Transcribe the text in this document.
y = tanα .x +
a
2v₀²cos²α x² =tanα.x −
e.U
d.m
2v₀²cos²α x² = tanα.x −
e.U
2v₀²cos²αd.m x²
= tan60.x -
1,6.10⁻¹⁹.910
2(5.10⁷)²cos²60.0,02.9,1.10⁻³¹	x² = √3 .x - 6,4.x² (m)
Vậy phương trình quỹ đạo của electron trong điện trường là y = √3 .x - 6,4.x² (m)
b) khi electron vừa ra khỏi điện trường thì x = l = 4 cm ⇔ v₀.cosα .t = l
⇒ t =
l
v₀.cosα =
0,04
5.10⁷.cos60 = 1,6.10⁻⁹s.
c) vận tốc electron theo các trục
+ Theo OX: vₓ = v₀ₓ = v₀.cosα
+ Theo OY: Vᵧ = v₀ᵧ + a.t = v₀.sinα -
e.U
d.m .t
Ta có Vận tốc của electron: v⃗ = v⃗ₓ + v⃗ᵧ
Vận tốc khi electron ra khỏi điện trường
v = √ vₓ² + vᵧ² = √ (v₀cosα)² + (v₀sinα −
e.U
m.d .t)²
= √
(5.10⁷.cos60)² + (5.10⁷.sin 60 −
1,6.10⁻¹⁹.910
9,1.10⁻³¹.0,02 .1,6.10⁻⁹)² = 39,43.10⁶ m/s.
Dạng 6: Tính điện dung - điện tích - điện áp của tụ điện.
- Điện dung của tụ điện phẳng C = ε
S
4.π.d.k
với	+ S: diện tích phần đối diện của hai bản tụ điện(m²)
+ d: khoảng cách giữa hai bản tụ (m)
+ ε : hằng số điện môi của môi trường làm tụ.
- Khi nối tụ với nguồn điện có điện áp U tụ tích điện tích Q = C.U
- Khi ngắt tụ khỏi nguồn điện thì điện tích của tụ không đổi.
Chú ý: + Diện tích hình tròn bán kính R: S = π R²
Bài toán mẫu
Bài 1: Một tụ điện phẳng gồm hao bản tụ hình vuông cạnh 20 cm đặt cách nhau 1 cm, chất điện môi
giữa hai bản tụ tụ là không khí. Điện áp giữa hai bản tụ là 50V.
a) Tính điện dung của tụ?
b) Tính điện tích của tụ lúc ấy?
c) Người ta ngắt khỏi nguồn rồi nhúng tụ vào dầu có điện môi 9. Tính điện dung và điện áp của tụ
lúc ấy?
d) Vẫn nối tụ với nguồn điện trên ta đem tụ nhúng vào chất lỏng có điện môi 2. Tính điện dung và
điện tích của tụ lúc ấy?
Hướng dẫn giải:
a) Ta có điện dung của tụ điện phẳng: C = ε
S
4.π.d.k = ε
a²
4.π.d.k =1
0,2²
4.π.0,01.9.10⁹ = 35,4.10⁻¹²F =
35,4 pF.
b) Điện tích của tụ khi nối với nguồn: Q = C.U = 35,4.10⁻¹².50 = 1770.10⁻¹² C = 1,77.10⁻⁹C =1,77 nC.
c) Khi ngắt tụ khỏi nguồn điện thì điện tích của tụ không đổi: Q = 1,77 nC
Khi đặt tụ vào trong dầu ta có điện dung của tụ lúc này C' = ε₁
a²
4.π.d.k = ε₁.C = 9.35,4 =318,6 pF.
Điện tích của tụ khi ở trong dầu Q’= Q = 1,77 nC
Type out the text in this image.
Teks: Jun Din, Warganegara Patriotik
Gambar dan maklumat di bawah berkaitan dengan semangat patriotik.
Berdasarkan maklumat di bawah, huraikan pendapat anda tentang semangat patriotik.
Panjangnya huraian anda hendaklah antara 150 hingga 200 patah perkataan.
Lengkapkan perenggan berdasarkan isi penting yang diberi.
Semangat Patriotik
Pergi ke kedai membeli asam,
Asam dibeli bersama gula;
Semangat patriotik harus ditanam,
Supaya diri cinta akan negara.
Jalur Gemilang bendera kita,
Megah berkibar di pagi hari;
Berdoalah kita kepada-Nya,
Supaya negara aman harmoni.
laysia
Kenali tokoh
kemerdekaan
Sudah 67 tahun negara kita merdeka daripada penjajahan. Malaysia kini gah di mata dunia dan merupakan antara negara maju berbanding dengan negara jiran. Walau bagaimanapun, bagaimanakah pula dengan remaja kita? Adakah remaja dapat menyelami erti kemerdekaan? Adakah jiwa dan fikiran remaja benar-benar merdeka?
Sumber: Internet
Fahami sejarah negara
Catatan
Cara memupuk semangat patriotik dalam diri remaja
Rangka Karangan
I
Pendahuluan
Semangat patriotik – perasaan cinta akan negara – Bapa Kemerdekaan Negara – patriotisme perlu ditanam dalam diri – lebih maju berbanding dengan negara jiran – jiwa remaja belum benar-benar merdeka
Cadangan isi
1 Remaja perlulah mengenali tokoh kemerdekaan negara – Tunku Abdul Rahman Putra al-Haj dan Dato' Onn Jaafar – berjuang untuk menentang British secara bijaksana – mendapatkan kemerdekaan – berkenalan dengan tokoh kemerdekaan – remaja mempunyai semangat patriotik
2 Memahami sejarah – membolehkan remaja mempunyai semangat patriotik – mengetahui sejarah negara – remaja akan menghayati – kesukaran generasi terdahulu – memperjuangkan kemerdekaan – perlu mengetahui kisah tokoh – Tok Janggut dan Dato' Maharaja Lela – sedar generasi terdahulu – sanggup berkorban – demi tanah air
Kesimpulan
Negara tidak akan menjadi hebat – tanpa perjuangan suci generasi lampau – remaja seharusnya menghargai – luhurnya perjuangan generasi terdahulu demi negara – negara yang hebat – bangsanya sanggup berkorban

-=-=-

■ **Task description**
Scan the records above and report how many lines include the word "trong", without any other text.

■ **Result below**
3